Items from a figure collection
┌────────

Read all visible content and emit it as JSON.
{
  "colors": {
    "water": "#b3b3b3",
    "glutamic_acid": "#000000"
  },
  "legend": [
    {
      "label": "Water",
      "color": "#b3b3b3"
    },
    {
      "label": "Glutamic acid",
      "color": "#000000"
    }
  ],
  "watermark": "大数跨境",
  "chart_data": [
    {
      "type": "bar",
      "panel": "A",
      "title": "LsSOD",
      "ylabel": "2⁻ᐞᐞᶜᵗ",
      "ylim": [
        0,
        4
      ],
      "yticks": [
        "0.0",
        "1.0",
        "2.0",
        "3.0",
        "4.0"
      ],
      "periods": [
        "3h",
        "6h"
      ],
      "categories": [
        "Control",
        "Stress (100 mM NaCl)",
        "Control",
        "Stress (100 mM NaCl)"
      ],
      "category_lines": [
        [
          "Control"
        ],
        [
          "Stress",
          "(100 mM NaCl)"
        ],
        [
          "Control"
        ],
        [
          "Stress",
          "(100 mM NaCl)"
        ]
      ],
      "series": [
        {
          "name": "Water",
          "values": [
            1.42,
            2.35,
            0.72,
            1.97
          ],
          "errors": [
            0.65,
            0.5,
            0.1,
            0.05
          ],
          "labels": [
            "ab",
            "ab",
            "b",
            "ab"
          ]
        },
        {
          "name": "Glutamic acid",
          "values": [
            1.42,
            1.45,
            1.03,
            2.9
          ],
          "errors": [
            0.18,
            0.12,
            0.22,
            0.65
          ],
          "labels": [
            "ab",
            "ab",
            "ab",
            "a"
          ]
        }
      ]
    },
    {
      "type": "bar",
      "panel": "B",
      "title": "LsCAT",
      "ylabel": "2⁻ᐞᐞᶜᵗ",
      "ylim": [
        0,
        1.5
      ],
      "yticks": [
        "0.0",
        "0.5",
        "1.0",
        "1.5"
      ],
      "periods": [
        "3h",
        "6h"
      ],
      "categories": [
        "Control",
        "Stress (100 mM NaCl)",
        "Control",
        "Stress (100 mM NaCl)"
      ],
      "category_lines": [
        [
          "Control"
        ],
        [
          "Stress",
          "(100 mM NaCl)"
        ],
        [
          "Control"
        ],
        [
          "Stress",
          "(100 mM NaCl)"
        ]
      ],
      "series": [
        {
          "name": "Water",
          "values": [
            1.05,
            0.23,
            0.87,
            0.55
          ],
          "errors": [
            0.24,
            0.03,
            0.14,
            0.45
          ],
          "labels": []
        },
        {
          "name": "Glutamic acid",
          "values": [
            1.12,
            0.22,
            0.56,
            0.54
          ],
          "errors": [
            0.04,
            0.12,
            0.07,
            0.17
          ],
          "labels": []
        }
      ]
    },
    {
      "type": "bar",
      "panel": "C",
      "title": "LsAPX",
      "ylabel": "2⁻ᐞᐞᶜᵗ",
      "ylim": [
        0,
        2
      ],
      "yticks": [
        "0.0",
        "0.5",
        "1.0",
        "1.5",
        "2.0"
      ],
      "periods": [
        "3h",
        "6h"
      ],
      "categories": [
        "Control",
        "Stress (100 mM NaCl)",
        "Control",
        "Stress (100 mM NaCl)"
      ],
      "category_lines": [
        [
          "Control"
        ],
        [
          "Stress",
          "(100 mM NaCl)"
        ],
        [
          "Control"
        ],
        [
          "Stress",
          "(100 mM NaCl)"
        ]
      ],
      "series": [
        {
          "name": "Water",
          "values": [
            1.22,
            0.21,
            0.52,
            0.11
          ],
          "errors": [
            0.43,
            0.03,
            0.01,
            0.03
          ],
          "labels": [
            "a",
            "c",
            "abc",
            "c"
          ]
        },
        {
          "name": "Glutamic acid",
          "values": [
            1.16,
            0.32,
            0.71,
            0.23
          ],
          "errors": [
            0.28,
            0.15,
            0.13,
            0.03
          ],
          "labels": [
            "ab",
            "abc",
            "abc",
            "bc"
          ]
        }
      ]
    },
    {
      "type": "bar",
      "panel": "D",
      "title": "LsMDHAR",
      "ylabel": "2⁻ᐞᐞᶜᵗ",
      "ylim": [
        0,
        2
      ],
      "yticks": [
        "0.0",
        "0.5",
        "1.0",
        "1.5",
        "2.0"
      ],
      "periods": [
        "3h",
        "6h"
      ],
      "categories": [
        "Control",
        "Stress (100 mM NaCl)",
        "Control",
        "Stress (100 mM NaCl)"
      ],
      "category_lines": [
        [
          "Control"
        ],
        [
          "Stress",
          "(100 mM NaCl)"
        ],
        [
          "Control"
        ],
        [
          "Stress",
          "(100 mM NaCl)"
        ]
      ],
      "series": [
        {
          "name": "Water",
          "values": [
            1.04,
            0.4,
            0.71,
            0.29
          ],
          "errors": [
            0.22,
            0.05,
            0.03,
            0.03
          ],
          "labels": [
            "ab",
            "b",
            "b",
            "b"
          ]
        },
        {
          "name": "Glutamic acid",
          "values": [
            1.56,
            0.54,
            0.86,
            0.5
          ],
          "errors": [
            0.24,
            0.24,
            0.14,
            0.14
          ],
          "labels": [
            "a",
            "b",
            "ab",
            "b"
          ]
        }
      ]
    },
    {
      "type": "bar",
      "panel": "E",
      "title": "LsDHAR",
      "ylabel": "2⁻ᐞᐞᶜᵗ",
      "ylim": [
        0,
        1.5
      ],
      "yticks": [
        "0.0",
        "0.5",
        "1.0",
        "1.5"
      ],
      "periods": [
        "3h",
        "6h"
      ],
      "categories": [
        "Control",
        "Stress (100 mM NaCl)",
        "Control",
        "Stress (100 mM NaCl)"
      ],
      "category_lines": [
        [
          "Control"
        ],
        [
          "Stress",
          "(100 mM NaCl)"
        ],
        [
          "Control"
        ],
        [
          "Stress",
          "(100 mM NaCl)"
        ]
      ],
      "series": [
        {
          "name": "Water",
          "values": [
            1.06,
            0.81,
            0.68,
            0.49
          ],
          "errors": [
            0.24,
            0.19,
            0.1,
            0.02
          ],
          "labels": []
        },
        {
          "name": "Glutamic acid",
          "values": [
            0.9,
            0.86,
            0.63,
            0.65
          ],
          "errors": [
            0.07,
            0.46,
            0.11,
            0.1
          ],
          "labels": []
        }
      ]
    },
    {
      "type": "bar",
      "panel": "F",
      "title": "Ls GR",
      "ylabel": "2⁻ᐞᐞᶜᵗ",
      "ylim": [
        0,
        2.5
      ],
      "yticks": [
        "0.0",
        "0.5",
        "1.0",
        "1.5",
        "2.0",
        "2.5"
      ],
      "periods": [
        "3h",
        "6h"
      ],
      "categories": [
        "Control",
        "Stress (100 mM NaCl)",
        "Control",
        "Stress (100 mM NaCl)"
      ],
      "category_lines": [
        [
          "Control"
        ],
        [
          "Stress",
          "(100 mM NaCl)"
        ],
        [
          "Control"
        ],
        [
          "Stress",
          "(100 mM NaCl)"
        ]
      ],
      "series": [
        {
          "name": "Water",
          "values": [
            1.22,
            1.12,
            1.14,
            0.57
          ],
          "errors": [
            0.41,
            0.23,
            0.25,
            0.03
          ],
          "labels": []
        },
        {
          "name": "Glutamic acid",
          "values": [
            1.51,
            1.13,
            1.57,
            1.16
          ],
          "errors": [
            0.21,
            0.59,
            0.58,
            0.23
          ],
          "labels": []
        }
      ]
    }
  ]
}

└────────

**WHAT IS NEEDED**
Print the entries exactly. Include every one.

**EXERCISE OUTPUT**
Read all visible content and emit it as JSON.
{
  "colors": {
    "water": "#b3b3b3",
    "glutamic_acid": "#000000"
  },
  "legend": [
    {
      "label": "Water",
      "color": "#b3b3b3"
    },
    {
      "label": "Glutamic acid",
      "color": "#000000"
    }
  ],
  "watermark": "大数跨境",
  "chart_data": [
    {
      "type": "bar",
      "panel": "A",
      "title": "LsSOD",
      "ylabel": "2⁻ᐞᐞᶜᵗ",
      "ylim": [
        0,
        4
      ],
      "yticks": [
        "0.0",
        "1.0",
        "2.0",
        "3.0",
        "4.0"
      ],
      "periods": [
        "3h",
        "6h"
      ],
      "categories": [
        "Control",
        "Stress (100 mM NaCl)",
        "Control",
        "Stress (100 mM NaCl)"
      ],
      "category_lines": [
        [
          "Control"
        ],
        [
          "Stress",
          "(100 mM NaCl)"
        ],
        [
          "Control"
        ],
        [
          "Stress",
          "(100 mM NaCl)"
        ]
      ],
      "series": [
        {
          "name": "Water",
          "values": [
            1.42,
            2.35,
            0.72,
            1.97
          ],
          "errors": [
            0.65,
            0.5,
            0.1,
            0.05
          ],
          "labels": [
            "ab",
            "ab",
            "b",
            "ab"
          ]
        },
        {
          "name": "Glutamic acid",
          "values": [
            1.42,
            1.45,
            1.03,
            2.9
          ],
          "errors": [
            0.18,
            0.12,
            0.22,
            0.65
          ],
          "labels": [
            "ab",
            "ab",
            "ab",
            "a"
          ]
        }
      ]
    },
    {
      "type": "bar",
      "panel": "B",
      "title": "LsCAT",
      "ylabel": "2⁻ᐞᐞᶜᵗ",
      "ylim": [
        0,
        1.5
      ],
      "yticks": [
        "0.0",
        "0.5",
        "1.0",
        "1.5"
      ],
      "periods": [
        "3h",
        "6h"
      ],
      "categories": [
        "Control",
        "Stress (100 mM NaCl)",
        "Control",
        "Stress (100 mM NaCl)"
      ],
      "category_lines": [
        [
          "Control"
        ],
        [
          "Stress",
          "(100 mM NaCl)"
        ],
        [
          "Control"
        ],
        [
          "Stress",
          "(100 mM NaCl)"
        ]
      ],
      "series": [
        {
          "name": "Water",
          "values": [
            1.05,
            0.23,
            0.87,
            0.55
          ],
          "errors": [
            0.24,
            0.03,
            0.14,
            0.45
          ],
          "labels": []
        },
        {
          "name": "Glutamic acid",
          "values": [
            1.12,
            0.22,
            0.56,
            0.54
          ],
          "errors": [
            0.04,
            0.12,
            0.07,
            0.17
          ],
          "labels": []
        }
      ]
    },
    {
      "type": "bar",
      "panel": "C",
      "title": "LsAPX",
      "ylabel": "2⁻ᐞᐞᶜᵗ",
      "ylim": [
        0,
        2
      ],
      "yticks": [
        "0.0",
        "0.5",
        "1.0",
        "1.5",
        "2.0"
      ],
      "periods": [
        "3h",
        "6h"
      ],
      "categories": [
        "Control",
        "Stress (100 mM NaCl)",
        "Control",
        "Stress (100 mM NaCl)"
      ],
      "category_lines": [
        [
          "Control"
        ],
        [
          "Stress",
          "(100 mM NaCl)"
        ],
        [
          "Control"
        ],
        [
          "Stress",
          "(100 mM NaCl)"
        ]
      ],
      "series": [
        {
          "name": "Water",
          "values": [
            1.22,
            0.21,
            0.52,
            0.11
          ],
          "errors": [
            0.43,
            0.03,
            0.01,
            0.03
          ],
          "labels": [
            "a",
            "c",
            "abc",
            "c"
          ]
        },
        {
          "name": "Glutamic acid",
          "values": [
            1.16,
            0.32,
            0.71,
            0.23
          ],
          "errors": [
            0.28,
            0.15,
            0.13,
            0.03
          ],
          "labels": [
            "ab",
            "abc",
            "abc",
            "bc"
          ]
        }
      ]
    },
    {
      "type": "bar",
      "panel": "D",
      "title": "LsMDHAR",
      "ylabel": "2⁻ᐞᐞᶜᵗ",
      "ylim": [
        0,
        2
      ],
      "yticks": [
        "0.0",
        "0.5",
        "1.0",
        "1.5",
        "2.0"
      ],
      "periods": [
        "3h",
        "6h"
      ],
      "categories": [
        "Control",
        "Stress (100 mM NaCl)",
        "Control",
        "Stress (100 mM NaCl)"
      ],
      "category_lines": [
        [
          "Control"
        ],
        [
          "Stress",
          "(100 mM NaCl)"
        ],
        [
          "Control"
        ],
        [
          "Stress",
          "(100 mM NaCl)"
        ]
      ],
      "series": [
        {
          "name": "Water",
          "values": [
            1.04,
            0.4,
            0.71,
            0.29
          ],
          "errors": [
            0.22,
            0.05,
            0.03,
            0.03
          ],
          "labels": [
            "ab",
            "b",
            "b",
            "b"
          ]
        },
        {
          "name": "Glutamic acid",
          "values": [
            1.56,
            0.54,
            0.86,
            0.5
          ],
          "errors": [
            0.24,
            0.24,
            0.14,
            0.14
          ],
          "labels": [
            "a",
            "b",
            "ab",
            "b"
          ]
        }
      ]
    },
    {
      "type": "bar",
      "panel": "E",
      "title": "LsDHAR",
      "ylabel": "2⁻ᐞᐞᶜᵗ",
      "ylim": [
        0,
        1.5
      ],
      "yticks": [
        "0.0",
        "0.5",
        "1.0",
        "1.5"
      ],
      "periods": [
        "3h",
        "6h"
      ],
      "categories": [
        "Control",
        "Stress (100 mM NaCl)",
        "Control",
        "Stress (100 mM NaCl)"
      ],
      "category_lines": [
        [
          "Control"
        ],
        [
          "Stress",
          "(100 mM NaCl)"
        ],
        [
          "Control"
        ],
        [
          "Stress",
          "(100 mM NaCl)"
        ]
      ],
      "series": [
        {
          "name": "Water",
          "values": [
            1.06,
            0.81,
            0.68,
            0.49
          ],
          "errors": [
            0.24,
            0.19,
            0.1,
            0.02
          ],
          "labels": []
        },
        {
          "name": "Glutamic acid",
          "values": [
            0.9,
            0.86,
            0.63,
            0.65
          ],
          "errors": [
            0.07,
            0.46,
            0.11,
            0.1
          ],
          "labels": []
        }
      ]
    },
    {
      "type": "bar",
      "panel": "F",
      "title": "Ls GR",
      "ylabel": "2⁻ᐞᐞᶜᵗ",
      "ylim": [
        0,
        2.5
      ],
      "yticks": [
        "0.0",
        "0.5",
        "1.0",
        "1.5",
        "2.0",
        "2.5"
      ],
      "periods": [
        "3h",
        "6h"
      ],
      "categories": [
        "Control",
        "Stress (100 mM NaCl)",
        "Control",
        "Stress (100 mM NaCl)"
      ],
      "category_lines": [
        [
          "Control"
        ],
        [
          "Stress",
          "(100 mM NaCl)"
        ],
        [
          "Control"
        ],
        [
          "Stress",
          "(100 mM NaCl)"
        ]
      ],
      "series": [
        {
          "name": "Water",
          "values": [
            1.22,
            1.12,
            1.14,
            0.57
          ],
          "errors": [
            0.41,
            0.23,
            0.25,
            0.03
          ],
          "labels": []
        },
        {
          "name": "Glutamic acid",
          "values": [
            1.51,
            1.13,
            1.57,
            1.16
          ],
          "errors": [
            0.21,
            0.59,
            0.58,
            0.23
          ],
          "labels": []
        }
      ]
    }
  ]
}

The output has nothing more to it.